-- BEGIN DATA LINES --

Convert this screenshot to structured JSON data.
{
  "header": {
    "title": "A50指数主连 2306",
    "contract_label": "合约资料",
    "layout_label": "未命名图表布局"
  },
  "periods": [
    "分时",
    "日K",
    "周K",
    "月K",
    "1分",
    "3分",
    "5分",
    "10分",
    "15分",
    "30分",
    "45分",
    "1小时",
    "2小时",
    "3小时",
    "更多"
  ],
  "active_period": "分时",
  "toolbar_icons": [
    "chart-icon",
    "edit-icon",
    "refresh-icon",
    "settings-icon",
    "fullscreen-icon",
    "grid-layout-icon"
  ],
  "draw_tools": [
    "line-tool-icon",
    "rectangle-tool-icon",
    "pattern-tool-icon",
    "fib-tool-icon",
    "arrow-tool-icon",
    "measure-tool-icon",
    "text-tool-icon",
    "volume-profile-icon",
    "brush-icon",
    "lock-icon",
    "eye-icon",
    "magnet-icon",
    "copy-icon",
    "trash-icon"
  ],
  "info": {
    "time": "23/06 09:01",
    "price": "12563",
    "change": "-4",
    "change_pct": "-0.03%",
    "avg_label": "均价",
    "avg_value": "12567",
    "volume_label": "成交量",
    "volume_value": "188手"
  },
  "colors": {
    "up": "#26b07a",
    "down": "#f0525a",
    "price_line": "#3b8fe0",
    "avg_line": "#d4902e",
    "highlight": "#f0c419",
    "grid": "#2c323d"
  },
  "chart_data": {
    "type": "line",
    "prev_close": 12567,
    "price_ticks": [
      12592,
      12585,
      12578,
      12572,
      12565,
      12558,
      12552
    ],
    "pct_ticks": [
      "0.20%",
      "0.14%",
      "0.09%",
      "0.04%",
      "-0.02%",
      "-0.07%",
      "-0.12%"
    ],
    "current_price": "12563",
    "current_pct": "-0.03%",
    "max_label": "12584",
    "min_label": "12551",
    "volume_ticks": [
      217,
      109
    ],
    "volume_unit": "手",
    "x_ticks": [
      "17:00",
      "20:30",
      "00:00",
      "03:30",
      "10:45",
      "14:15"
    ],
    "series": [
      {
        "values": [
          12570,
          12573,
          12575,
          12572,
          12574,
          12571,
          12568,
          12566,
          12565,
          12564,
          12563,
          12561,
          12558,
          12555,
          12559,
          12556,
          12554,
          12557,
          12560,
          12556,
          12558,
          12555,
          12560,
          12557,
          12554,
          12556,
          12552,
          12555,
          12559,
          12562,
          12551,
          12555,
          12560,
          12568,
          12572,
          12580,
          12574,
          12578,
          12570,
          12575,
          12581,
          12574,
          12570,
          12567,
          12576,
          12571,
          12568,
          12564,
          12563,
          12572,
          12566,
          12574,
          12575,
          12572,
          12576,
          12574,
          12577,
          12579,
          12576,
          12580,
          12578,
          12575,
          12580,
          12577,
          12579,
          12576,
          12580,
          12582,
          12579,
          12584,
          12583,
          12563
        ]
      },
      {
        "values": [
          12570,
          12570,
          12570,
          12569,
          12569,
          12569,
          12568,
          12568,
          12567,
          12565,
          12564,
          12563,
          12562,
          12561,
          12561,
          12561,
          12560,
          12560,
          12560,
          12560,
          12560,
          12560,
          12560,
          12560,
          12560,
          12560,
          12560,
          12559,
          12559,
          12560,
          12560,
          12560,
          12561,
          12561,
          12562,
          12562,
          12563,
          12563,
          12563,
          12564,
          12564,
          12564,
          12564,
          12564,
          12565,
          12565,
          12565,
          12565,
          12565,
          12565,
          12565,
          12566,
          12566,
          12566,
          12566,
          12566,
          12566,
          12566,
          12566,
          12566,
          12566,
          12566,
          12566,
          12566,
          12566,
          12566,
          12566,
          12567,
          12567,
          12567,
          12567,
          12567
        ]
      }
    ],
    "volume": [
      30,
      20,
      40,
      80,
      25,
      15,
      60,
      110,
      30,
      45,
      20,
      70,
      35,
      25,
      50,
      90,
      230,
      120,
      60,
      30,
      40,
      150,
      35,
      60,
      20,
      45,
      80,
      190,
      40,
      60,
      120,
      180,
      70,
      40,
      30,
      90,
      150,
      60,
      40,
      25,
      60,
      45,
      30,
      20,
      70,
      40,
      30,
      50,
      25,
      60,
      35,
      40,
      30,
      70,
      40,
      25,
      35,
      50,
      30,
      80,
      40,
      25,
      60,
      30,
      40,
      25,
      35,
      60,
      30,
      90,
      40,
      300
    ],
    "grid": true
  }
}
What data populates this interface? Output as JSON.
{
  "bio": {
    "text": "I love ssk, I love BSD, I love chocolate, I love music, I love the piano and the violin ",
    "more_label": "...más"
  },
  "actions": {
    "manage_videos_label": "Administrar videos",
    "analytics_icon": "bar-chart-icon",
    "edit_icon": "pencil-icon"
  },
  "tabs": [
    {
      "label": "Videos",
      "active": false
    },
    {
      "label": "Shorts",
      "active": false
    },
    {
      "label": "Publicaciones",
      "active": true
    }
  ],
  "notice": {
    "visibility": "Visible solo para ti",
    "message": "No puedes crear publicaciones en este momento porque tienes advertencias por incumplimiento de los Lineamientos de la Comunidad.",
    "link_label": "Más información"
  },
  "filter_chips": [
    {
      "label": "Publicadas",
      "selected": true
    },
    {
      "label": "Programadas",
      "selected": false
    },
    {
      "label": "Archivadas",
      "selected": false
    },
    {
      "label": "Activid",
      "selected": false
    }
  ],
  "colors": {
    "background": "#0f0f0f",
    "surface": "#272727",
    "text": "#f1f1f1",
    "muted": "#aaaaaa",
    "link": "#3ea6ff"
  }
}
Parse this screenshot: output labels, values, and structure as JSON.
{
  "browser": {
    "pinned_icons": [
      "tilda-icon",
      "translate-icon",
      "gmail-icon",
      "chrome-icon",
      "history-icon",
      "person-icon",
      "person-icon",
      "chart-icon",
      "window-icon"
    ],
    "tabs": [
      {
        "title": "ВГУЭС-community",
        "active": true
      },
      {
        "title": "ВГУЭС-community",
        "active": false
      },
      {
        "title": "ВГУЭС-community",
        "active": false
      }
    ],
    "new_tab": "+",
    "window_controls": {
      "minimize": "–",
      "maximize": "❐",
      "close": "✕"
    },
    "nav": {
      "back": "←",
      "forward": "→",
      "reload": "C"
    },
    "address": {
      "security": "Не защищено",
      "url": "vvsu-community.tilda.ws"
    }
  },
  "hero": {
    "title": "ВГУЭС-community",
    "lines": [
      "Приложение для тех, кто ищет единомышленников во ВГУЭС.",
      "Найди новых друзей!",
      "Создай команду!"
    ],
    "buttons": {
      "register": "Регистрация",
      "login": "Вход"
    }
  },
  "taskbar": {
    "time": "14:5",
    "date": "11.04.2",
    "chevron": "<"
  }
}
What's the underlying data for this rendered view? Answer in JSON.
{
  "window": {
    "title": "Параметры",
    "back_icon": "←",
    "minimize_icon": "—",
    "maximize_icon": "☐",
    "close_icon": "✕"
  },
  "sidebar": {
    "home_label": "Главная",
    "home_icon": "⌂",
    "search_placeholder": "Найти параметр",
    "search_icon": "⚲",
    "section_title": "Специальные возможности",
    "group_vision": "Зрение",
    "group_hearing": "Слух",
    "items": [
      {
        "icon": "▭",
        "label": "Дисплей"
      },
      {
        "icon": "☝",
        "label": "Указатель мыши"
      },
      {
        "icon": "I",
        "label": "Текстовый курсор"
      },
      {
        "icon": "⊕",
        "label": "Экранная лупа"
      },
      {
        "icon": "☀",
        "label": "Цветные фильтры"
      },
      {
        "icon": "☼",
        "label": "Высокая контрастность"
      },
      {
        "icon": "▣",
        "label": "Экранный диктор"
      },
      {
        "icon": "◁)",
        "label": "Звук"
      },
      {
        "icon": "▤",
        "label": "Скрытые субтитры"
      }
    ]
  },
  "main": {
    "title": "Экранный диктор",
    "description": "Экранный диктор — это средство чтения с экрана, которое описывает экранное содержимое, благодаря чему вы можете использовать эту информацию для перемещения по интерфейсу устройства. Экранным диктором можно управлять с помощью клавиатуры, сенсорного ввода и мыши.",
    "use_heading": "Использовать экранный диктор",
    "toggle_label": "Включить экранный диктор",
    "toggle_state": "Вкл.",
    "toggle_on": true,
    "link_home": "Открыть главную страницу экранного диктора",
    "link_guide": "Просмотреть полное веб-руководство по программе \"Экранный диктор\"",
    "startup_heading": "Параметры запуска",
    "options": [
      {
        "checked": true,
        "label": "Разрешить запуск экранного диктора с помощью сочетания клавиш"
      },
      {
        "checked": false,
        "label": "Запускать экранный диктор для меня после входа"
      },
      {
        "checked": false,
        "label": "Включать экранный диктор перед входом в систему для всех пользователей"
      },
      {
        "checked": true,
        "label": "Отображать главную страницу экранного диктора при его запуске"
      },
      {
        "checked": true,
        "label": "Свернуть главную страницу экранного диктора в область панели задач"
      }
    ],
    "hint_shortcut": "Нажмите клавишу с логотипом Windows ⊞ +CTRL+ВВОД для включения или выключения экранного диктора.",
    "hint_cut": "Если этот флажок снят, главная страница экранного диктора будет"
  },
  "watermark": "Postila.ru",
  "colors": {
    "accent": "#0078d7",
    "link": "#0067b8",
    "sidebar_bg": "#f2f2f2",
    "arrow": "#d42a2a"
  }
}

-- END DATA LINES --

WHAT NEEDS TO BE DONE
Go through the listing above and locate each line that holds the word "screenshot". Copy those lines.

THE RESPONSE
Convert this screenshot to structured JSON data.
Parse this screenshot: output labels, values, and structure as JSON.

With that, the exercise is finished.